**Problem requirements**
Among the records that follow, count the lines with the string "name"; report only that count.

═══ Task inputs

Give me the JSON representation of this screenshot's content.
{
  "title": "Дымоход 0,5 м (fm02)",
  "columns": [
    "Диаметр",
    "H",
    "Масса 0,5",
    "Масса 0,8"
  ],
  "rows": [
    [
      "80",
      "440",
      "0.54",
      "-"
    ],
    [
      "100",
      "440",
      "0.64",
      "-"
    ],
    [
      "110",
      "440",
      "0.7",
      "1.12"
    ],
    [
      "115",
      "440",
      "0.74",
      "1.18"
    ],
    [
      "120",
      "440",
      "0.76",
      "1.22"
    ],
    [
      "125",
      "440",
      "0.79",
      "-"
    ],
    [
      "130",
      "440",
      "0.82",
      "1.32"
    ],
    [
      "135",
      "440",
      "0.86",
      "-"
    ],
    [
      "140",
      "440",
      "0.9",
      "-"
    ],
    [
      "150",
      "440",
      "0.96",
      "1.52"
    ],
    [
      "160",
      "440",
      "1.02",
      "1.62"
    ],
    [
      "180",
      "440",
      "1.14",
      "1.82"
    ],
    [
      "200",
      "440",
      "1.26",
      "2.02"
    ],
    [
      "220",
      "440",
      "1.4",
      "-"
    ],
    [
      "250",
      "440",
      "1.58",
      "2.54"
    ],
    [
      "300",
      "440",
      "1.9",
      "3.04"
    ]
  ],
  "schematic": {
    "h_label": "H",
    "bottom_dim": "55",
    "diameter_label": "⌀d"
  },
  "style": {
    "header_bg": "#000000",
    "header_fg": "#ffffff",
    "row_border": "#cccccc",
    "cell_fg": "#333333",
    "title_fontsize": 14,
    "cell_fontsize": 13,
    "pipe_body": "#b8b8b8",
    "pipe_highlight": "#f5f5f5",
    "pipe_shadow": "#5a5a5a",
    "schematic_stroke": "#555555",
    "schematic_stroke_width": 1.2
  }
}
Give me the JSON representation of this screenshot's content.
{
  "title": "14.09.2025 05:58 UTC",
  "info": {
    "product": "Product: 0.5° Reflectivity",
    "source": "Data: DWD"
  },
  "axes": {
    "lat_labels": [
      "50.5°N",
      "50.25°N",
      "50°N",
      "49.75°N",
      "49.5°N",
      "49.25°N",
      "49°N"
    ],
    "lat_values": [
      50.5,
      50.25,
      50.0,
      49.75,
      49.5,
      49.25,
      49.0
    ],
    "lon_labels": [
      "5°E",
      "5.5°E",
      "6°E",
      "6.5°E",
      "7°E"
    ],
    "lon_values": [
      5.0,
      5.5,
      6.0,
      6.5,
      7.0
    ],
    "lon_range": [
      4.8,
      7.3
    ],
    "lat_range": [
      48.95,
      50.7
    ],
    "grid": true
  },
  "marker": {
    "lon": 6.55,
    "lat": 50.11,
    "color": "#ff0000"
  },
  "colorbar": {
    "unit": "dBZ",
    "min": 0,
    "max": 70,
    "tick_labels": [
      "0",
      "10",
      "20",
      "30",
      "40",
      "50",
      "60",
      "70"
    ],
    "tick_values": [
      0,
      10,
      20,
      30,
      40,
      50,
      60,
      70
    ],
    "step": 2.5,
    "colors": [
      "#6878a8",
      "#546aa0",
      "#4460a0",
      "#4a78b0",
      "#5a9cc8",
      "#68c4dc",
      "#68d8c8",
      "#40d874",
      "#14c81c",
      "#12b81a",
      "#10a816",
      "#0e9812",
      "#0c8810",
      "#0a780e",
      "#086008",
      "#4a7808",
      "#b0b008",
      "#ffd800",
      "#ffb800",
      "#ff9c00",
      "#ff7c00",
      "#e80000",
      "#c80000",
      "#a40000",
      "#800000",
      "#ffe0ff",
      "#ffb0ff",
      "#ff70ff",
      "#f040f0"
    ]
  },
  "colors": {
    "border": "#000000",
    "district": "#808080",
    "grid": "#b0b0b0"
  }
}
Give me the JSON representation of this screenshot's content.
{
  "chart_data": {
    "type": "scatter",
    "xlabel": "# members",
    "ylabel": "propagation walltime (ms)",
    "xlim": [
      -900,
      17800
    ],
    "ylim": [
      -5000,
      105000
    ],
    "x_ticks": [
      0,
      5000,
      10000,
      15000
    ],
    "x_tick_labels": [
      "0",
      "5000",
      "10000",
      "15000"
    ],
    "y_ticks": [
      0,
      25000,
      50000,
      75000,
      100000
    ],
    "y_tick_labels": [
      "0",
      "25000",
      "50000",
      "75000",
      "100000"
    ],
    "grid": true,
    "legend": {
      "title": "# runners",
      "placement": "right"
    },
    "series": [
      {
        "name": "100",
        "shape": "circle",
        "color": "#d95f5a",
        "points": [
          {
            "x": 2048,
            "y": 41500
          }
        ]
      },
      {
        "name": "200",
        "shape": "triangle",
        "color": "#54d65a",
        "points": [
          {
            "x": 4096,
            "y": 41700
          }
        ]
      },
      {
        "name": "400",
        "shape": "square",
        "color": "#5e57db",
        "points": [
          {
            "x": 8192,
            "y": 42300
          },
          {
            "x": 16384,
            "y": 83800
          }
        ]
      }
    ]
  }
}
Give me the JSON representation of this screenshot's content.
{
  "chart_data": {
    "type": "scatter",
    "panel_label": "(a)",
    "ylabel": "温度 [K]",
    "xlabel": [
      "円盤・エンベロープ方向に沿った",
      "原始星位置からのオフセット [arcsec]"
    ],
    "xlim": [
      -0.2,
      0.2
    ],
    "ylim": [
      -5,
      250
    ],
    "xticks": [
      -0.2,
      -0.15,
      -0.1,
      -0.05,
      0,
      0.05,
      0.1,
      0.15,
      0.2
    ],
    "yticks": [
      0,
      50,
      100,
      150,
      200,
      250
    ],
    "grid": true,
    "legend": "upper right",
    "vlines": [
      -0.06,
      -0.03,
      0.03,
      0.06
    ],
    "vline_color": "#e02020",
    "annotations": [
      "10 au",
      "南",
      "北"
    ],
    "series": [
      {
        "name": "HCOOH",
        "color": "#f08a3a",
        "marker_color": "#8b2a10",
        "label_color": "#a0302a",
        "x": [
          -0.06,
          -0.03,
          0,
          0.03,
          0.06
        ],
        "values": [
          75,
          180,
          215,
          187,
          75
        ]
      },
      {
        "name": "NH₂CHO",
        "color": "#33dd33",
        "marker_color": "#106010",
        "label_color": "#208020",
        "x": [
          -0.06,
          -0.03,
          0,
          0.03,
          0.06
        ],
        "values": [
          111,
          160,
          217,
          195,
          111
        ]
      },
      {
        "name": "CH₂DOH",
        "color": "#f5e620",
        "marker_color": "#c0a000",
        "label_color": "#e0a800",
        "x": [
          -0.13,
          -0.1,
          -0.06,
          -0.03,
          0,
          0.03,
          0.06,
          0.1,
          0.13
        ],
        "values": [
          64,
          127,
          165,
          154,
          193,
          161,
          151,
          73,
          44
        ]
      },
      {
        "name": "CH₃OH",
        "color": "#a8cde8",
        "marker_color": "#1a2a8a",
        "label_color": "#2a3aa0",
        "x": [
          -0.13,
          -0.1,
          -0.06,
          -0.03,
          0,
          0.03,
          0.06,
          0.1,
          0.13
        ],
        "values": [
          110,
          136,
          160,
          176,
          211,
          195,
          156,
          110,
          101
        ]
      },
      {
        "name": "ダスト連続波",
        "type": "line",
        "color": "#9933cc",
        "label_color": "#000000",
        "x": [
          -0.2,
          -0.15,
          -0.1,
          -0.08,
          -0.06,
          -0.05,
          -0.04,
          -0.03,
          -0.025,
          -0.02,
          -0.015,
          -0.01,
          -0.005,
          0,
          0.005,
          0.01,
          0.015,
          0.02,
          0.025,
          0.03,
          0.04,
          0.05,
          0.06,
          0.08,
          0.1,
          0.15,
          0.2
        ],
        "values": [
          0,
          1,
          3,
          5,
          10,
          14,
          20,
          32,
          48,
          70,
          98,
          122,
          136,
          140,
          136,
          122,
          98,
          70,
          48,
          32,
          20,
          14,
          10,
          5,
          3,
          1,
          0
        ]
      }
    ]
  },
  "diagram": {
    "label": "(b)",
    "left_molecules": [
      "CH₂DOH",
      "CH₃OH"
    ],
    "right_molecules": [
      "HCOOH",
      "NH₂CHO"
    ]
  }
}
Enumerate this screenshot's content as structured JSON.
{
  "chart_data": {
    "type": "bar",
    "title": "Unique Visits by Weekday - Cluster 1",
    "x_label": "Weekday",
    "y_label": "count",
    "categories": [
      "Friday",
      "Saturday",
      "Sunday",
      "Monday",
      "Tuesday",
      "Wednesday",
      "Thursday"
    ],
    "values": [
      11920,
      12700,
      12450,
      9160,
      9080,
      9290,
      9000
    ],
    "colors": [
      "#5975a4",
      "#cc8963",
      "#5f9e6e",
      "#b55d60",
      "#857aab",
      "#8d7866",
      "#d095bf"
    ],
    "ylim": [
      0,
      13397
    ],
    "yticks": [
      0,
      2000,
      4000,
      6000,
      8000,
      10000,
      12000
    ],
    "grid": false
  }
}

══════

**Full response**
8